Records:
╭──
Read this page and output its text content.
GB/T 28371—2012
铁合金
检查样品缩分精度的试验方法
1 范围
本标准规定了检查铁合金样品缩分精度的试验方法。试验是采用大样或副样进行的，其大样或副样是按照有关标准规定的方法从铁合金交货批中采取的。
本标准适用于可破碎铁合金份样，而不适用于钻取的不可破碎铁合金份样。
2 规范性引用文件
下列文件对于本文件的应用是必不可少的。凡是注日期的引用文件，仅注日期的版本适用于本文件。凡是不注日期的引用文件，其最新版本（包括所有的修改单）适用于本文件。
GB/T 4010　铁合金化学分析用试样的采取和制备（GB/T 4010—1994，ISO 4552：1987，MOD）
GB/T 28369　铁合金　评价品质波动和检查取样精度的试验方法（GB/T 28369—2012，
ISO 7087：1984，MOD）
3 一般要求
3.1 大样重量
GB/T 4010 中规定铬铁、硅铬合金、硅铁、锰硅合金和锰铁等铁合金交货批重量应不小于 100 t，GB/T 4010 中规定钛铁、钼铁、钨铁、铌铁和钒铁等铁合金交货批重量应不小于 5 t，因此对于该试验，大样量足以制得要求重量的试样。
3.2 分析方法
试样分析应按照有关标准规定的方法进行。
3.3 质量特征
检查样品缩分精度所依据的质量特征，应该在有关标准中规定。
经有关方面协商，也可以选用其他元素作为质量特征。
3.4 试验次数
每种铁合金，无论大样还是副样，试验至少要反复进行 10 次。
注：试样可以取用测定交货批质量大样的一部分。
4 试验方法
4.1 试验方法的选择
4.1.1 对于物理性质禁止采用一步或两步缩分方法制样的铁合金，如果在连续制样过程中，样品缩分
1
╰──
> _EXERCISE_
Repeat the preceding lines exactly, please, every one of them.

> _RESPONSE TO THE EXERCISE_
Read this page and output its text content.
GB/T 28371—2012
铁合金
检查样品缩分精度的试验方法
1 范围
本标准规定了检查铁合金样品缩分精度的试验方法。试验是采用大样或副样进行的，其大样或副样是按照有关标准规定的方法从铁合金交货批中采取的。
本标准适用于可破碎铁合金份样，而不适用于钻取的不可破碎铁合金份样。
2 规范性引用文件
下列文件对于本文件的应用是必不可少的。凡是注日期的引用文件，仅注日期的版本适用于本文件。凡是不注日期的引用文件，其最新版本（包括所有的修改单）适用于本文件。
GB/T 4010　铁合金化学分析用试样的采取和制备（GB/T 4010—1994，ISO 4552：1987，MOD）
GB/T 28369　铁合金　评价品质波动和检查取样精度的试验方法（GB/T 28369—2012，
ISO 7087：1984，MOD）
3 一般要求
3.1 大样重量
GB/T 4010 中规定铬铁、硅铬合金、硅铁、锰硅合金和锰铁等铁合金交货批重量应不小于 100 t，GB/T 4010 中规定钛铁、钼铁、钨铁、铌铁和钒铁等铁合金交货批重量应不小于 5 t，因此对于该试验，大样量足以制得要求重量的试样。
3.2 分析方法
试样分析应按照有关标准规定的方法进行。
3.3 质量特征
检查样品缩分精度所依据的质量特征，应该在有关标准中规定。
经有关方面协商，也可以选用其他元素作为质量特征。
3.4 试验次数
每种铁合金，无论大样还是副样，试验至少要反复进行 10 次。
注：试样可以取用测定交货批质量大样的一部分。
4 试验方法
4.1 试验方法的选择
4.1.1 对于物理性质禁止采用一步或两步缩分方法制样的铁合金，如果在连续制样过程中，样品缩分
1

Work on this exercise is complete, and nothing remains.